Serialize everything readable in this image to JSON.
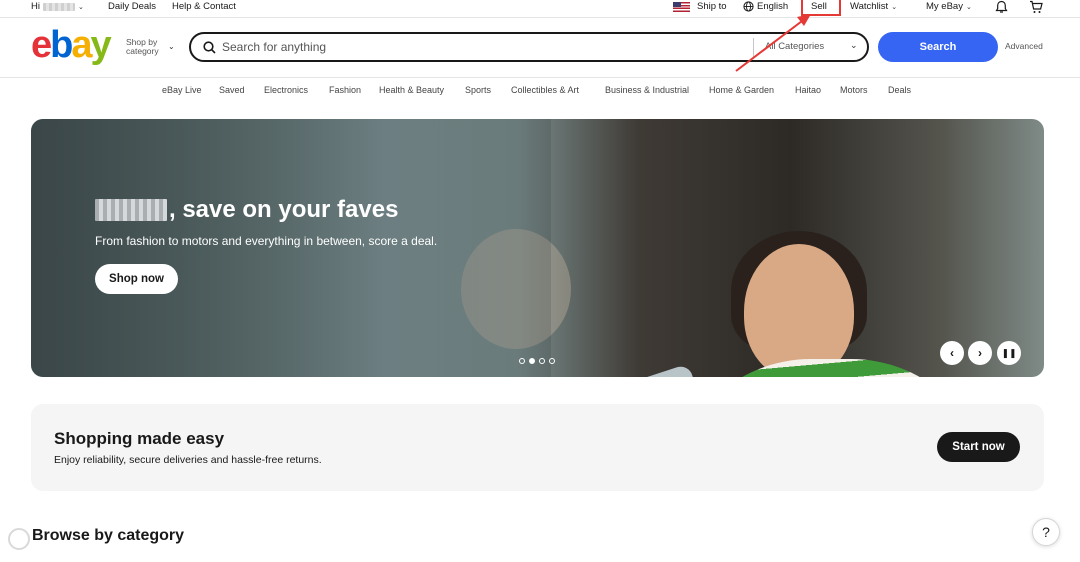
{
  "topbar": {
    "greeting": "Hi",
    "daily_deals": "Daily Deals",
    "help_contact": "Help & Contact",
    "ship_to": "Ship to",
    "language": "English",
    "sell": "Sell",
    "watchlist": "Watchlist",
    "my_ebay": "My eBay"
  },
  "header": {
    "logo": "ebay",
    "shop_by_line1": "Shop by",
    "shop_by_line2": "category",
    "search_placeholder": "Search for anything",
    "category_select": "All Categories",
    "search_button": "Search",
    "advanced": "Advanced"
  },
  "category_nav": [
    "eBay Live",
    "Saved",
    "Electronics",
    "Fashion",
    "Health & Beauty",
    "Sports",
    "Collectibles & Art",
    "Business & Industrial",
    "Home & Garden",
    "Haitao",
    "Motors",
    "Deals"
  ],
  "hero": {
    "title_suffix": ", save on your faves",
    "subtitle": "From fashion to motors and everything in between, score a deal.",
    "cta": "Shop now",
    "slide_count": 4,
    "active_slide": 2
  },
  "promo": {
    "title": "Shopping made easy",
    "subtitle": "Enjoy reliability, secure deliveries and hassle-free returns.",
    "cta": "Start now"
  },
  "browse_title": "Browse by category",
  "help_label": "?",
  "colors": {
    "ebay_red": "#e53238",
    "ebay_blue": "#0064d2",
    "ebay_yellow": "#f5af02",
    "ebay_green": "#86b817",
    "search_button": "#3665f3",
    "annotation_red": "#e53935"
  }
}
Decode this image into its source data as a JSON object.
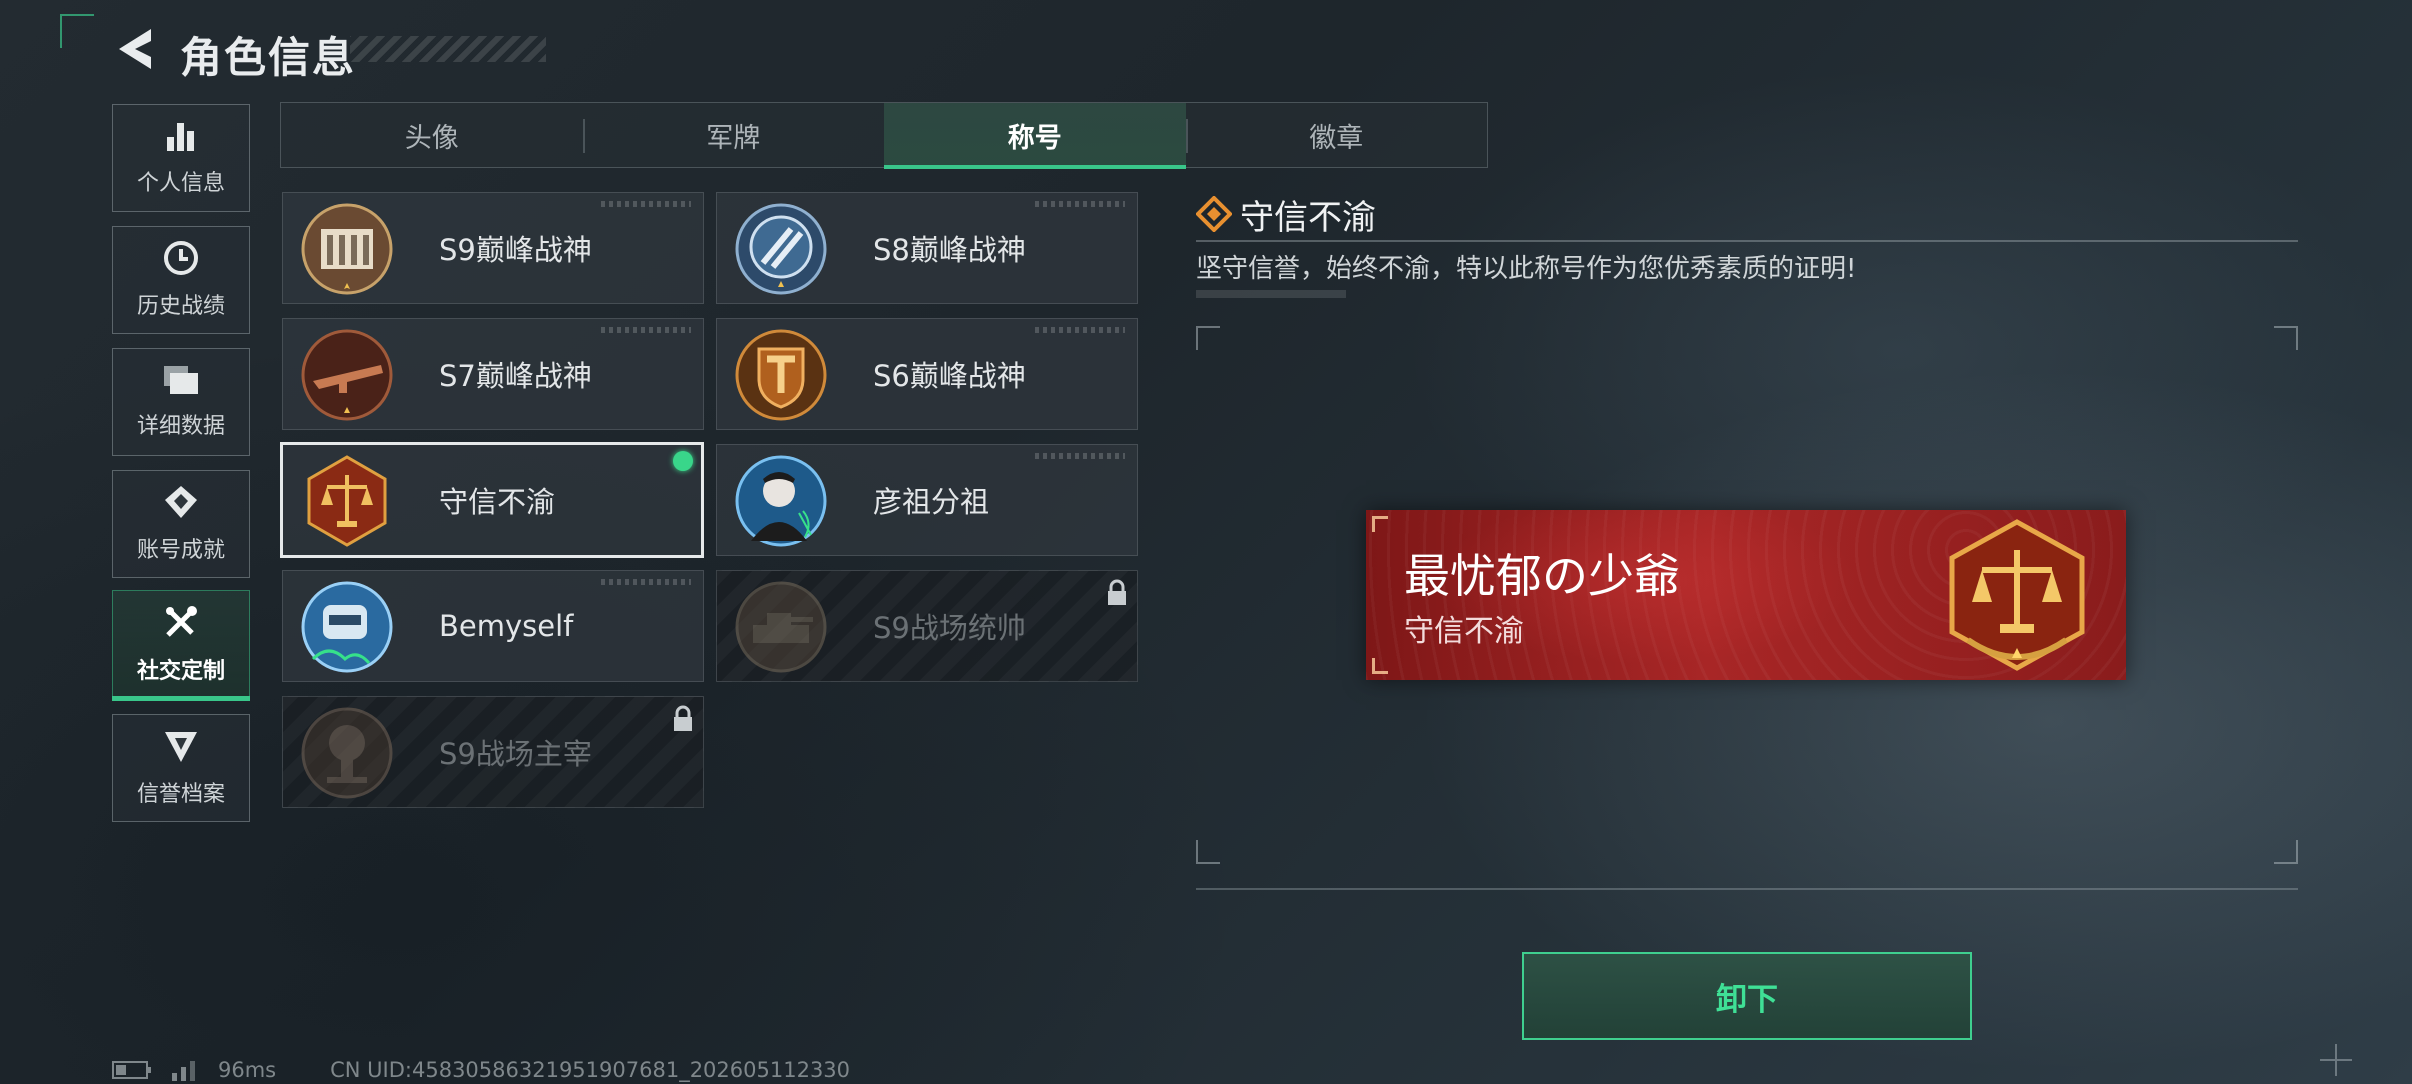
{
  "header": {
    "title": "角色信息"
  },
  "nav": {
    "items": [
      {
        "label": "个人信息",
        "icon": "bar-chart-icon"
      },
      {
        "label": "历史战绩",
        "icon": "clock-icon"
      },
      {
        "label": "详细数据",
        "icon": "folder-icon"
      },
      {
        "label": "账号成就",
        "icon": "achievement-icon"
      },
      {
        "label": "社交定制",
        "icon": "wrench-screwdriver-icon",
        "active": true
      },
      {
        "label": "信誉档案",
        "icon": "shield-wing-icon"
      }
    ]
  },
  "tabs": [
    {
      "label": "头像"
    },
    {
      "label": "军牌"
    },
    {
      "label": "称号",
      "active": true
    },
    {
      "label": "徽章"
    }
  ],
  "titles": [
    {
      "name": "S9巅峰战神",
      "emblem": "fortress-emblem-icon"
    },
    {
      "name": "S8巅峰战神",
      "emblem": "blue-crest-emblem-icon"
    },
    {
      "name": "S7巅峰战神",
      "emblem": "rifle-emblem-icon"
    },
    {
      "name": "S6巅峰战神",
      "emblem": "gold-shield-emblem-icon"
    },
    {
      "name": "守信不渝",
      "emblem": "scales-emblem-icon",
      "selected": true,
      "equipped": true
    },
    {
      "name": "彦祖分祖",
      "emblem": "portrait-emblem-icon"
    },
    {
      "name": "Bemyself",
      "emblem": "soldier-emblem-icon"
    },
    {
      "name": "S9战场统帅",
      "emblem": "tank-emblem-icon",
      "locked": true
    },
    {
      "name": "S9战场主宰",
      "emblem": "explosion-emblem-icon",
      "locked": true
    }
  ],
  "detail": {
    "title": "守信不渝",
    "description": "坚守信誉，始终不渝，特以此称号作为您优秀素质的证明!"
  },
  "preview": {
    "player_name": "最忧郁の少爺",
    "title": "守信不渝",
    "emblem": "scales-emblem-icon"
  },
  "actions": {
    "unequip_label": "卸下"
  },
  "footer": {
    "ping": "96ms",
    "uid": "CN UID:4583058632195190768​1_202605112330"
  },
  "colors": {
    "accent": "#39c68a",
    "banner_red": "#a82626",
    "gold": "#e0a040"
  }
}
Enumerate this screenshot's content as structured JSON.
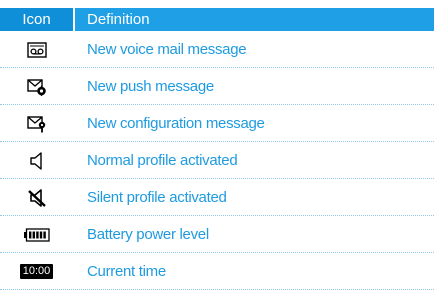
{
  "header": {
    "icon_col": "Icon",
    "definition_col": "Definition"
  },
  "rows": [
    {
      "icon": "voicemail-icon",
      "definition": "New voice mail message"
    },
    {
      "icon": "push-message-icon",
      "definition": "New push message"
    },
    {
      "icon": "configuration-message-icon",
      "definition": "New configuration message"
    },
    {
      "icon": "speaker-icon",
      "definition": "Normal profile activated"
    },
    {
      "icon": "speaker-muted-icon",
      "definition": "Silent profile activated"
    },
    {
      "icon": "battery-icon",
      "definition": "Battery power level"
    },
    {
      "icon": "clock-icon",
      "definition": "Current time",
      "icon_text": "10:00"
    }
  ],
  "colors": {
    "header_icon_bg": "#0f8fd8",
    "header_def_bg": "#1fa0e6",
    "text": "#1e9be0",
    "divider": "#8ec9ec"
  }
}
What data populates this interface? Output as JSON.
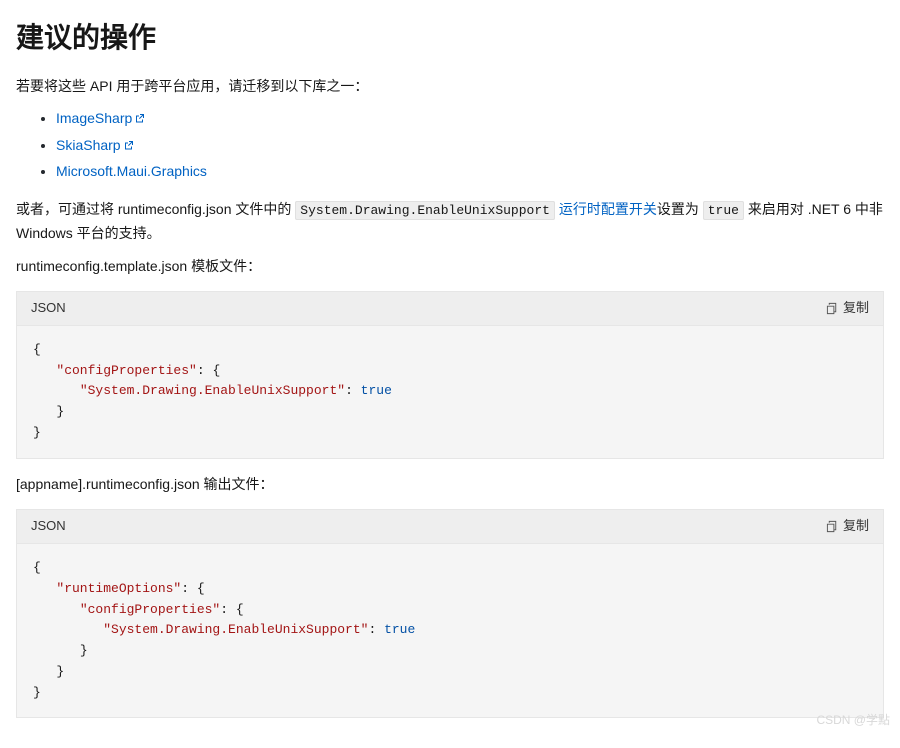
{
  "heading": "建议的操作",
  "intro_p": "若要将这些 API 用于跨平台应用，请迁移到以下库之一：",
  "links": [
    {
      "label": "ImageSharp",
      "external": true
    },
    {
      "label": "SkiaSharp",
      "external": true
    },
    {
      "label": "Microsoft.Maui.Graphics",
      "external": false
    }
  ],
  "para2": {
    "prefix": "或者，可通过将 runtimeconfig.json 文件中的 ",
    "code1": "System.Drawing.EnableUnixSupport",
    "link_text": " 运行时配置开关",
    "mid": "设置为 ",
    "code2": "true",
    "suffix": " 来启用对 .NET 6 中非 Windows 平台的支持。"
  },
  "block1_caption": "runtimeconfig.template.json 模板文件：",
  "block2_caption": "[appname].runtimeconfig.json 输出文件：",
  "code_lang_label": "JSON",
  "copy_label": "复制",
  "code1": {
    "key1": "\"configProperties\"",
    "key2": "\"System.Drawing.EnableUnixSupport\"",
    "val": "true"
  },
  "code2": {
    "key1": "\"runtimeOptions\"",
    "key2": "\"configProperties\"",
    "key3": "\"System.Drawing.EnableUnixSupport\"",
    "val": "true"
  },
  "watermark": "CSDN @学點"
}
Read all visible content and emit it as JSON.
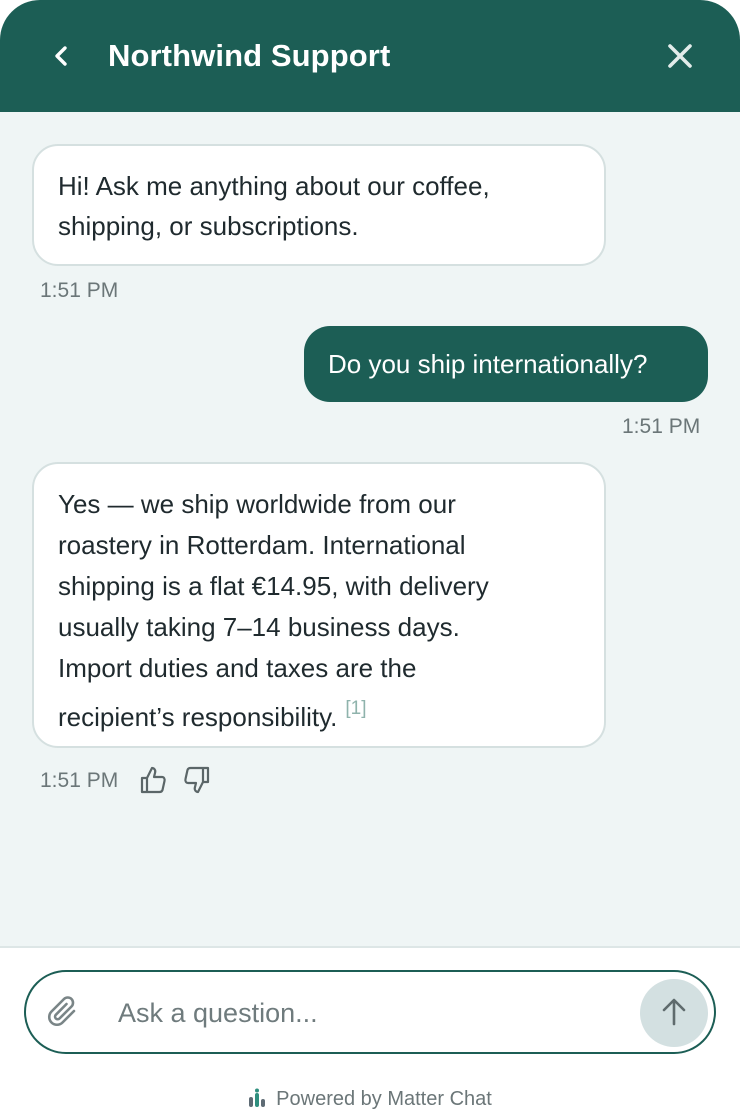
{
  "header": {
    "title": "Northwind Support",
    "back_icon": "chevron-left-icon",
    "close_icon": "close-icon",
    "background_color": "#1c5e55"
  },
  "messages": [
    {
      "role": "bot",
      "lines": [
        "Hi! Ask me anything about our coffee,",
        "shipping, or subscriptions."
      ],
      "time": "1:51 PM"
    },
    {
      "role": "user",
      "text": "Do you ship internationally?",
      "time": "1:51 PM"
    },
    {
      "role": "bot",
      "lines": [
        "Yes — we ship worldwide from our",
        "roastery in Rotterdam. International",
        "shipping is a flat €14.95, with delivery",
        "usually taking 7–14 business days.",
        "Import duties and taxes are the",
        "recipient’s responsibility."
      ],
      "citation": "[1]",
      "time": "1:51 PM",
      "feedback_icons": [
        "thumbs-up-icon",
        "thumbs-down-icon"
      ]
    }
  ],
  "composer": {
    "placeholder": "Ask a question...",
    "value": "",
    "attach_icon": "paperclip-icon",
    "send_icon": "arrow-up-icon"
  },
  "footer": {
    "powered_by": "Powered by Matter Chat"
  },
  "colors": {
    "accent": "#1c5e55",
    "panel_background": "#eff5f5",
    "bot_bubble": "#ffffff",
    "citation": "#8fb3ac"
  }
}
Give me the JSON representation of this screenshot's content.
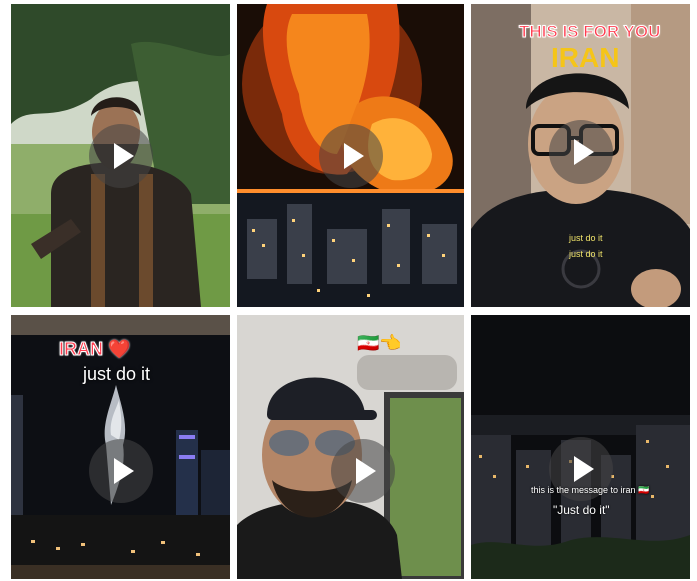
{
  "grid": {
    "tiles": [
      {
        "id": "warrior",
        "captions": []
      },
      {
        "id": "explosion",
        "captions": []
      },
      {
        "id": "glasses-man",
        "captions": [
          "THIS IS FOR YOU",
          "IRAN",
          "just do it",
          "just do it"
        ]
      },
      {
        "id": "night-smoke",
        "captions": [
          "IRAN ❤️",
          "just do it"
        ]
      },
      {
        "id": "car-selfie",
        "captions": [
          "🇮🇷👈"
        ]
      },
      {
        "id": "night-city",
        "captions": [
          "this is the message to iran 🇮🇷",
          "\"Just do it\""
        ]
      }
    ]
  },
  "icons": {
    "play": "play-icon"
  },
  "colors": {
    "caption_red": "#ff3b4e",
    "caption_yellow": "#f5c518",
    "overlay": "#464646"
  }
}
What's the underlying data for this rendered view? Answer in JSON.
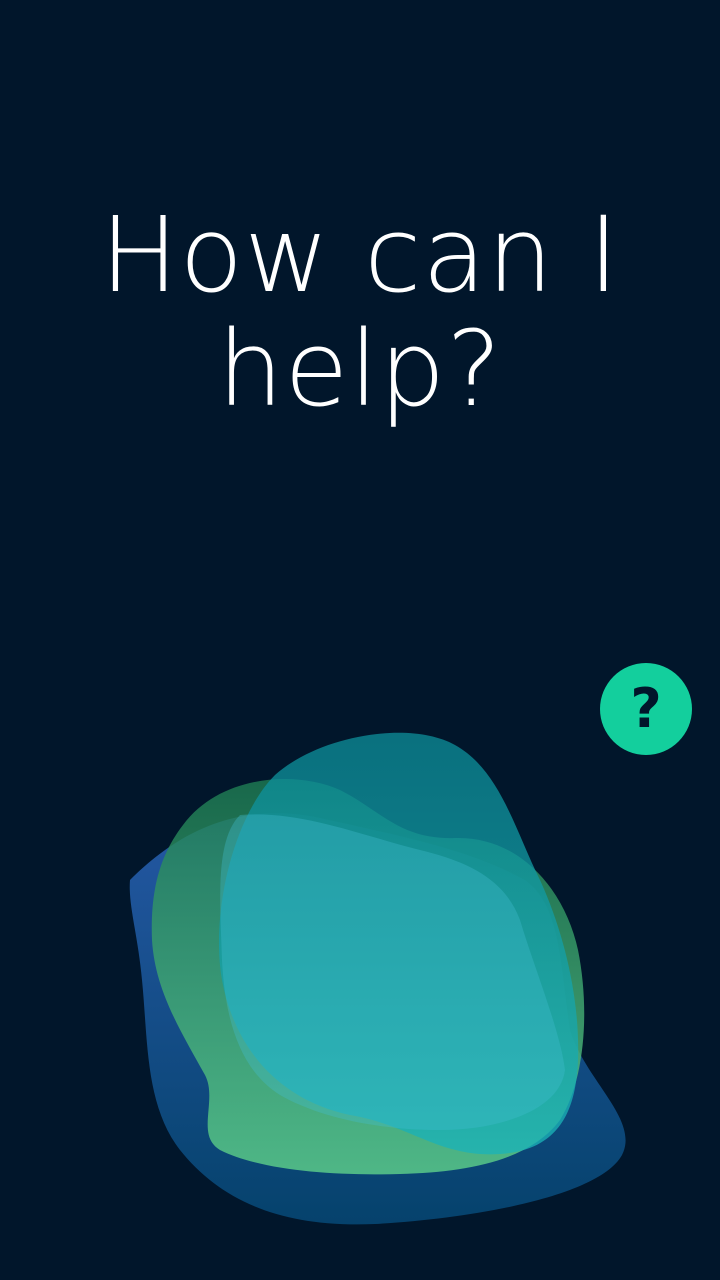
{
  "prompt": {
    "title": "How can I help?"
  },
  "help_button": {
    "label": "?",
    "icon": "question-mark-icon",
    "color": "#13cf9d"
  },
  "voice_visual": {
    "icon": "assistant-blob",
    "colors": [
      "#1a4d9e",
      "#1f9c72",
      "#11a8b0",
      "#3ad0c4"
    ]
  },
  "theme": {
    "background": "#01162b",
    "text": "#ffffff"
  }
}
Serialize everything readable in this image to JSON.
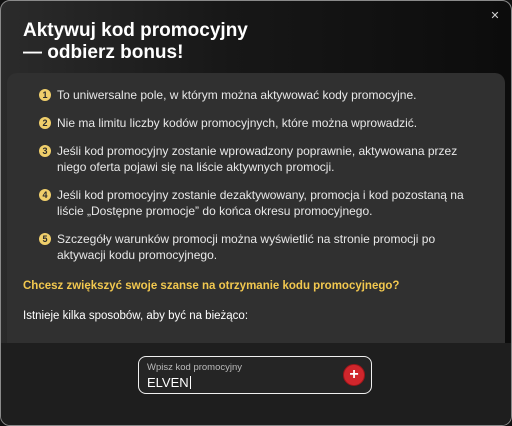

========================================

Exercise: Copy every line in the records above that contains the word "configuration".

Exercise result:
      "icon": "configuration-message-icon",
      "definition": "New configuration message"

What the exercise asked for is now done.